Given task:
Without the pictures, give the entries below again exactly as written.

Dataset items:
>> start
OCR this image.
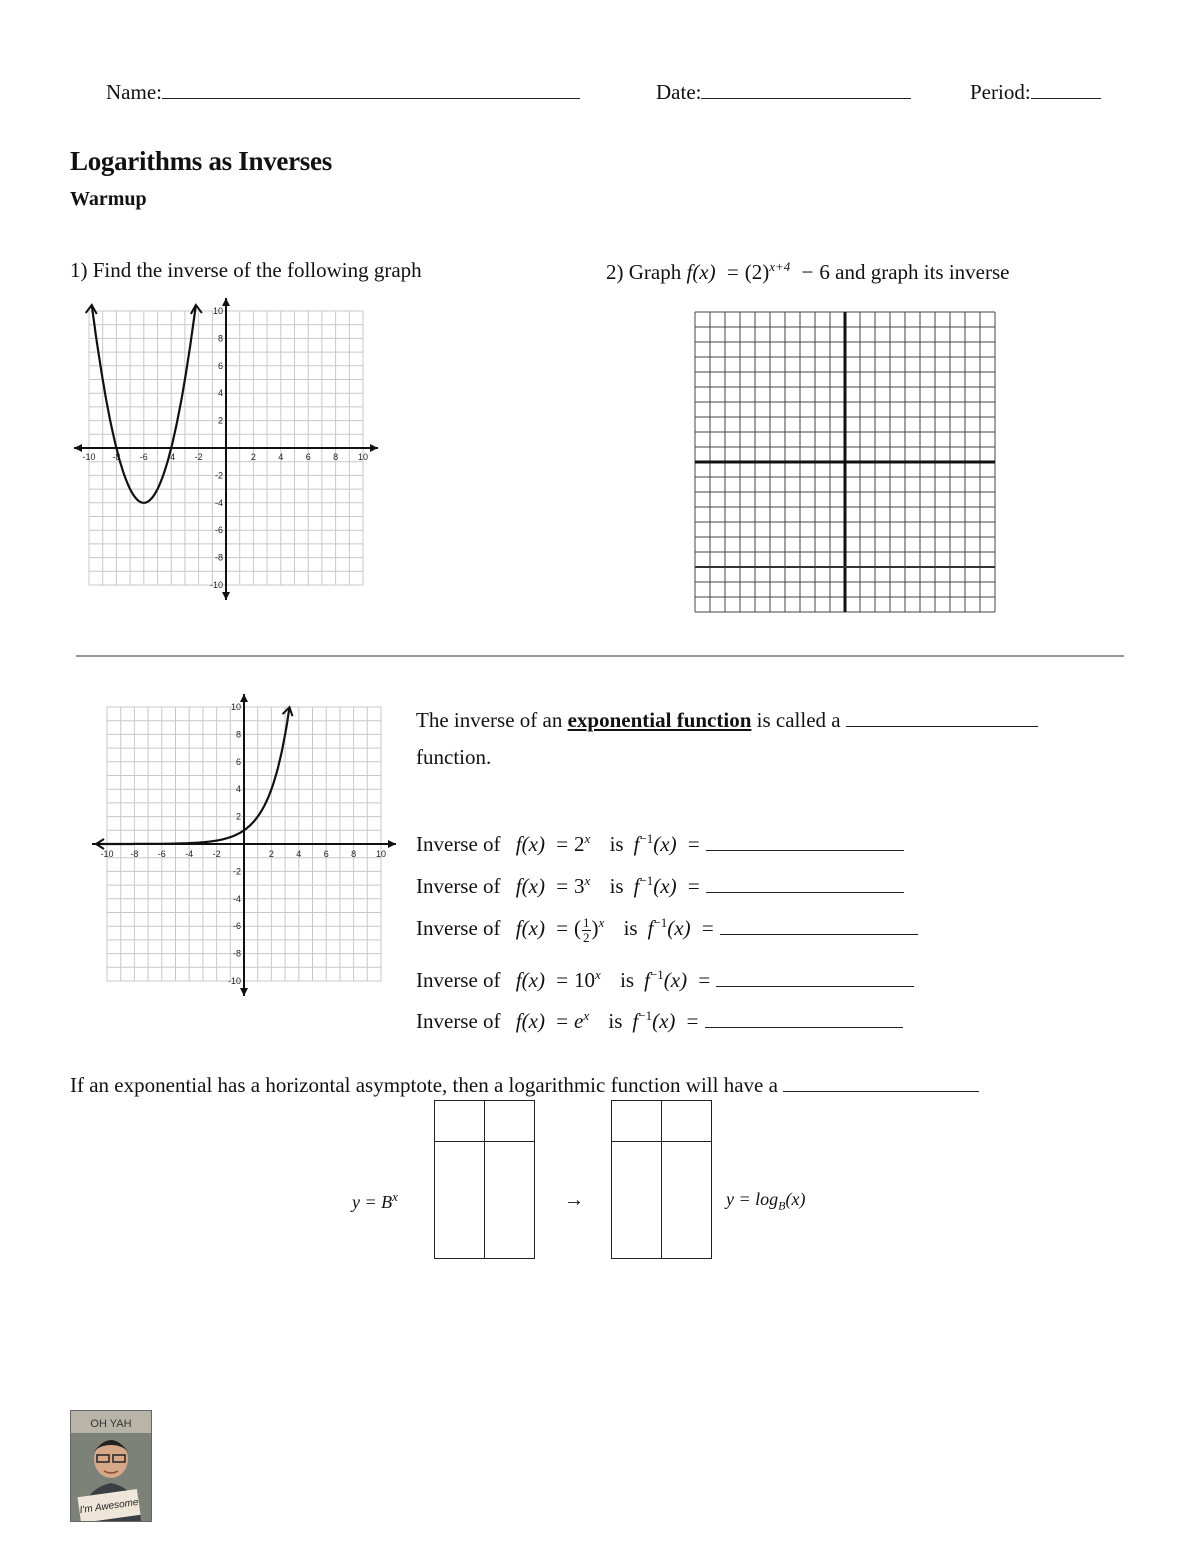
Name:	Date:	Period:
Logarithms as Inverses
Warmup
1) Find the inverse of the following graph
-10 -8 -6 -4 -2	2 4 6 8 10
10
8
6
4
2
-2
-4
-6
-8
-10
2) Graph $f(x) = (2)^{x+4} - 6$ and graph its inverse
-10 -8 -6 -4 -2	2 4 6 8 10
10
8
6
4
2
-2
-4
-6
-8
-10
The inverse of an exponential function is called a
function.
Inverse of $f(x) = 2^x$ is $f^{-1}(x)$ =
Inverse of $f(x) = 3^x$ is $f^{-1}(x)$ =
Inverse of f(x) = ( $\frac{1}{2} )^x$ is $f^{-1}(x)$ =
Inverse of $f(x) = 10^x$ is $f^{-1}(x)$ =
Inverse of $f(x) = e^x$ is $f^{-1}(x)$ =
If an exponential has a horizontal asymptote, then a logarithmic function will have a
$y = B^x$	→	$y = \log_B(x)$
OH YAH
I'm Awesome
>> end
Output:
OCR this image.
Name:	Date:	Period:
Logarithms as Inverses
Warmup
1) Find the inverse of the following graph
-10 -8 -6 -4 -2	2 4 6 8 10
10
8
6
4
2
-2
-4
-6
-8
-10
2) Graph $f(x) = (2)^{x+4} - 6$ and graph its inverse
-10 -8 -6 -4 -2	2 4 6 8 10
10
8
6
4
2
-2
-4
-6
-8
-10
The inverse of an exponential function is called a
function.
Inverse of $f(x) = 2^x$ is $f^{-1}(x)$ =
Inverse of $f(x) = 3^x$ is $f^{-1}(x)$ =
Inverse of f(x) = ( $\frac{1}{2} )^x$ is $f^{-1}(x)$ =
Inverse of $f(x) = 10^x$ is $f^{-1}(x)$ =
Inverse of $f(x) = e^x$ is $f^{-1}(x)$ =
If an exponential has a horizontal asymptote, then a logarithmic function will have a
$y = B^x$	→	$y = \log_B(x)$
OH YAH
I'm Awesome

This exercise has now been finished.